--- DIRECTIONS FOR THIS TASK ---
Please report every line from the material that contains the word "Forecast".

**** RECORDED INFORMATION ****

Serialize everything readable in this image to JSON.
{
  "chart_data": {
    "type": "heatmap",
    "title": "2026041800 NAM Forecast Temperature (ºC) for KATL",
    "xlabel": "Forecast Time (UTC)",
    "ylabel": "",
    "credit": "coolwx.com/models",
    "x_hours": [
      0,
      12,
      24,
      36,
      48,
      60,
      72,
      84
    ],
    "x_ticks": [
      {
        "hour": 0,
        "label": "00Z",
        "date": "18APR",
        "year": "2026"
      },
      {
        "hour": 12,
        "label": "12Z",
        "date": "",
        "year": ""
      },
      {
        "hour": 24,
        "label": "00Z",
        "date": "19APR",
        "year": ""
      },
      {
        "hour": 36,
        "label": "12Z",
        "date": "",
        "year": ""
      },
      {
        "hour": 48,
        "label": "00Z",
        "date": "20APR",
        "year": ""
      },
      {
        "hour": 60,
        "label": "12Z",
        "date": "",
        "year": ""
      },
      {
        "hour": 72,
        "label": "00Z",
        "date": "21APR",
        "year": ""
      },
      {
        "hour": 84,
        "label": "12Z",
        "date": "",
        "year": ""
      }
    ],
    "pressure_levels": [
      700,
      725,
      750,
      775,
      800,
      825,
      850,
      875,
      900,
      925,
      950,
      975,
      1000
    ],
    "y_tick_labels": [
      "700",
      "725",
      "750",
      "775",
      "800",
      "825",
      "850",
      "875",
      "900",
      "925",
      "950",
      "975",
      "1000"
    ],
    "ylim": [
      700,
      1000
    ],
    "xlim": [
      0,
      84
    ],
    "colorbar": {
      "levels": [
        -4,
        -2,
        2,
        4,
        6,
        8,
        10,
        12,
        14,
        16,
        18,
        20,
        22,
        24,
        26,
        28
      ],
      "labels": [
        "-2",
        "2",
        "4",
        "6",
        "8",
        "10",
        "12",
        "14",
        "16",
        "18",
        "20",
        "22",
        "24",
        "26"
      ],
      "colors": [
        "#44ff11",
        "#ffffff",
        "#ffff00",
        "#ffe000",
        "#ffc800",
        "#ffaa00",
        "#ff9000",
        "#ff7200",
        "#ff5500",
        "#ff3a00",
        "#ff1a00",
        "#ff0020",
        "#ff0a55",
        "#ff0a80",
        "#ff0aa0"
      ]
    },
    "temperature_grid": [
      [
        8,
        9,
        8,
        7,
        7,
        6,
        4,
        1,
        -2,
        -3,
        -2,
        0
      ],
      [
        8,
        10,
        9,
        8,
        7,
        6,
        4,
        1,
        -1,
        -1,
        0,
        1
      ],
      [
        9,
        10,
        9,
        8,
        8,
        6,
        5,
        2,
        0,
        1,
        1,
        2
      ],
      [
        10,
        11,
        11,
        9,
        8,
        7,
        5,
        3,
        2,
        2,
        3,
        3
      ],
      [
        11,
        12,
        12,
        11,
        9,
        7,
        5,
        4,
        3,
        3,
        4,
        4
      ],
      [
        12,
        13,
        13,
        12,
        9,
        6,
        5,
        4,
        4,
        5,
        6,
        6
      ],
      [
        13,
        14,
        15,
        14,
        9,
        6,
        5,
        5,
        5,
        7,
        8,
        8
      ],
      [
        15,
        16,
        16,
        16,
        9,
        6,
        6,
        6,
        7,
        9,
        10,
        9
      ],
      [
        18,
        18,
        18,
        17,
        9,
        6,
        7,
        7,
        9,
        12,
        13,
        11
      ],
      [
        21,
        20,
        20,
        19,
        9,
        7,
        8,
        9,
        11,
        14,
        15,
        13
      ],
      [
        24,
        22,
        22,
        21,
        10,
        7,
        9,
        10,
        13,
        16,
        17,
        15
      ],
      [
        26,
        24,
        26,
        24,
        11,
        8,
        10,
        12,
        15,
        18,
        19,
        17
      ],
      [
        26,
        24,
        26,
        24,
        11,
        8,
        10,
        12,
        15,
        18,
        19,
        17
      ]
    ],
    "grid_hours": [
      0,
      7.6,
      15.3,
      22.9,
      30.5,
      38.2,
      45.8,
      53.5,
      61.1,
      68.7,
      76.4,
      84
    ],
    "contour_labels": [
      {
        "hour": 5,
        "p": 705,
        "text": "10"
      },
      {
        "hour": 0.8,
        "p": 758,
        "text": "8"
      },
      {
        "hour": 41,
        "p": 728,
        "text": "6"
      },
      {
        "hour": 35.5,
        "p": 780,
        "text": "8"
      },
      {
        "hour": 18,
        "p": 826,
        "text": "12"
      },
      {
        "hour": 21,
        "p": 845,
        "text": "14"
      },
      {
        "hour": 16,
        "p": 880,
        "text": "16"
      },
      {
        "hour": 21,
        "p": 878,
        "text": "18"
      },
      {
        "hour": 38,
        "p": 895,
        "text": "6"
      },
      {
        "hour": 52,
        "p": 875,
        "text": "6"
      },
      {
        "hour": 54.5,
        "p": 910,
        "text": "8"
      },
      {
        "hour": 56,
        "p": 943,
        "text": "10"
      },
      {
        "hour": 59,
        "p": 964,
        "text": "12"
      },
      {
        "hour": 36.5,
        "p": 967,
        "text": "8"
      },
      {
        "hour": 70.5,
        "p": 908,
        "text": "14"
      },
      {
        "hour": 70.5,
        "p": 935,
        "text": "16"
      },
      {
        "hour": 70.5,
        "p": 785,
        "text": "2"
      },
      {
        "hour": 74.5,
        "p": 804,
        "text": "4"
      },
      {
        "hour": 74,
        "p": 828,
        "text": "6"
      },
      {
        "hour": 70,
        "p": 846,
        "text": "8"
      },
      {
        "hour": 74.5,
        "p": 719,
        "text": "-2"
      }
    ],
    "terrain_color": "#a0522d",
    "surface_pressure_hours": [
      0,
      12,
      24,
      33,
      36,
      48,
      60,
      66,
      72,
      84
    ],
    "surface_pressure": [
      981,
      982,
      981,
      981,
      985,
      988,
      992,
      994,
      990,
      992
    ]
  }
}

****

--- COMPLETED EXERCISE ---
    "title": "2026041800 NAM Forecast Temperature (ºC) for KATL",
    "xlabel": "Forecast Time (UTC)",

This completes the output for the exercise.